_Written task_. Lines that contain the string "barva" are to be copied; leave out all others.

_Extracted records_.
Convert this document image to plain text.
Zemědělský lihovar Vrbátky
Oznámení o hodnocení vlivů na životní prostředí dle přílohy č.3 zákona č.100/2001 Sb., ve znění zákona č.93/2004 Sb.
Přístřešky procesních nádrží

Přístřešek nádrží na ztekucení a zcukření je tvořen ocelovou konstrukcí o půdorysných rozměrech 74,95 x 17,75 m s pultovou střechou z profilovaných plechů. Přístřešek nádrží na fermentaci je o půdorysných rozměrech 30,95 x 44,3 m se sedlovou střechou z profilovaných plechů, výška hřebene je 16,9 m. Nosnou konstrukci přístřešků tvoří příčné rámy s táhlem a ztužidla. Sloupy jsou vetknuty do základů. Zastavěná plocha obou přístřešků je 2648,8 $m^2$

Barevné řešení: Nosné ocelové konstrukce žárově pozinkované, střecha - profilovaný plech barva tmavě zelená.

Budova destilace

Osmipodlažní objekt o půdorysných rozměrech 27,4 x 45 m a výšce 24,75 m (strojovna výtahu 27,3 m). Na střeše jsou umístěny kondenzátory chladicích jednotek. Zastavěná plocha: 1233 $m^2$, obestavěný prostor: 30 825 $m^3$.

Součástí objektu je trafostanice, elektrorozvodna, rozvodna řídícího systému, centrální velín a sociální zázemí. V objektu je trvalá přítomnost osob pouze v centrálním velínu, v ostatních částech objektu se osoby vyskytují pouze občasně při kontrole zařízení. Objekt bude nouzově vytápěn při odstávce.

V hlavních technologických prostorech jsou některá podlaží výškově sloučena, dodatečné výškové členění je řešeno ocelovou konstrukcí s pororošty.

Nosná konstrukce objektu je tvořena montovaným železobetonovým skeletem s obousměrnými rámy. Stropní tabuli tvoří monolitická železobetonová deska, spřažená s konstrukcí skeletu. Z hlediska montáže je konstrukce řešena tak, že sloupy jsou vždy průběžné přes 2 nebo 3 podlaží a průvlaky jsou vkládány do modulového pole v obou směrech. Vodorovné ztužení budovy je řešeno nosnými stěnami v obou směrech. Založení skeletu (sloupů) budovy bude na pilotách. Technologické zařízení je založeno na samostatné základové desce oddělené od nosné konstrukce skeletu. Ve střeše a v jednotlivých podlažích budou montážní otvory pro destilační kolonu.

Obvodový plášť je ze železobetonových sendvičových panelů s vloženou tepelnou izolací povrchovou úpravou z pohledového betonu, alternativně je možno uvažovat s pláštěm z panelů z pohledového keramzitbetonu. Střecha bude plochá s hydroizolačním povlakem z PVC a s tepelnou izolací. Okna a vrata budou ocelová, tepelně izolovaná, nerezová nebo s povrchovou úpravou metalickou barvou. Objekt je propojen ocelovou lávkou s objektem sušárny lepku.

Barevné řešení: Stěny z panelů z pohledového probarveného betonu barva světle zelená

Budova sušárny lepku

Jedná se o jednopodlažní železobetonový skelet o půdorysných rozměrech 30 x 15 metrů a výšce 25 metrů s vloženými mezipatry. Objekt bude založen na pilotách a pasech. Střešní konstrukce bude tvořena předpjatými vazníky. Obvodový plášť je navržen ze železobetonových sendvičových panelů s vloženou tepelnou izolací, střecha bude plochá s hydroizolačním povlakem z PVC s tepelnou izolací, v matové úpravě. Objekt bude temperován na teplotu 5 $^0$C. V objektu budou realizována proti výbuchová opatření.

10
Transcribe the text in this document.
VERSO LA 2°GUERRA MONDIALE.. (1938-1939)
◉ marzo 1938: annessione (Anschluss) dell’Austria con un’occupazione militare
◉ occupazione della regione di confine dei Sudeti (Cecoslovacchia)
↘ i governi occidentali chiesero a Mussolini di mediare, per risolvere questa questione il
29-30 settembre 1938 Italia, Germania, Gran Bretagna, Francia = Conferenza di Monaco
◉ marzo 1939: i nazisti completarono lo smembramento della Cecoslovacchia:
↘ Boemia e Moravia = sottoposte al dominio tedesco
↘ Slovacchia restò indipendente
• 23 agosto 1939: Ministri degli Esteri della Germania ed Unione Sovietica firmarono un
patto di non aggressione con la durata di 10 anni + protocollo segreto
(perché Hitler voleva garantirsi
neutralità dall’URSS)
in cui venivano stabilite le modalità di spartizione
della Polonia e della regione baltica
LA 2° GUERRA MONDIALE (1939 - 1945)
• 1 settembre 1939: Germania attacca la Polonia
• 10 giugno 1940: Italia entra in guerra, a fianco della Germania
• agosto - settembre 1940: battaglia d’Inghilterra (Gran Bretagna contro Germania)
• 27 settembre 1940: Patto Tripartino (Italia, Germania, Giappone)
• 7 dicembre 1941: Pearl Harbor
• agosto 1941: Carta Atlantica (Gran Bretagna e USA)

_The output_.
Barevné řešení: Nosné ocelové konstrukce žárově pozinkované, střecha - profilovaný plech barva tmavě zelená.
Barevné řešení: Stěny z panelů z pohledového probarveného betonu barva světle zelená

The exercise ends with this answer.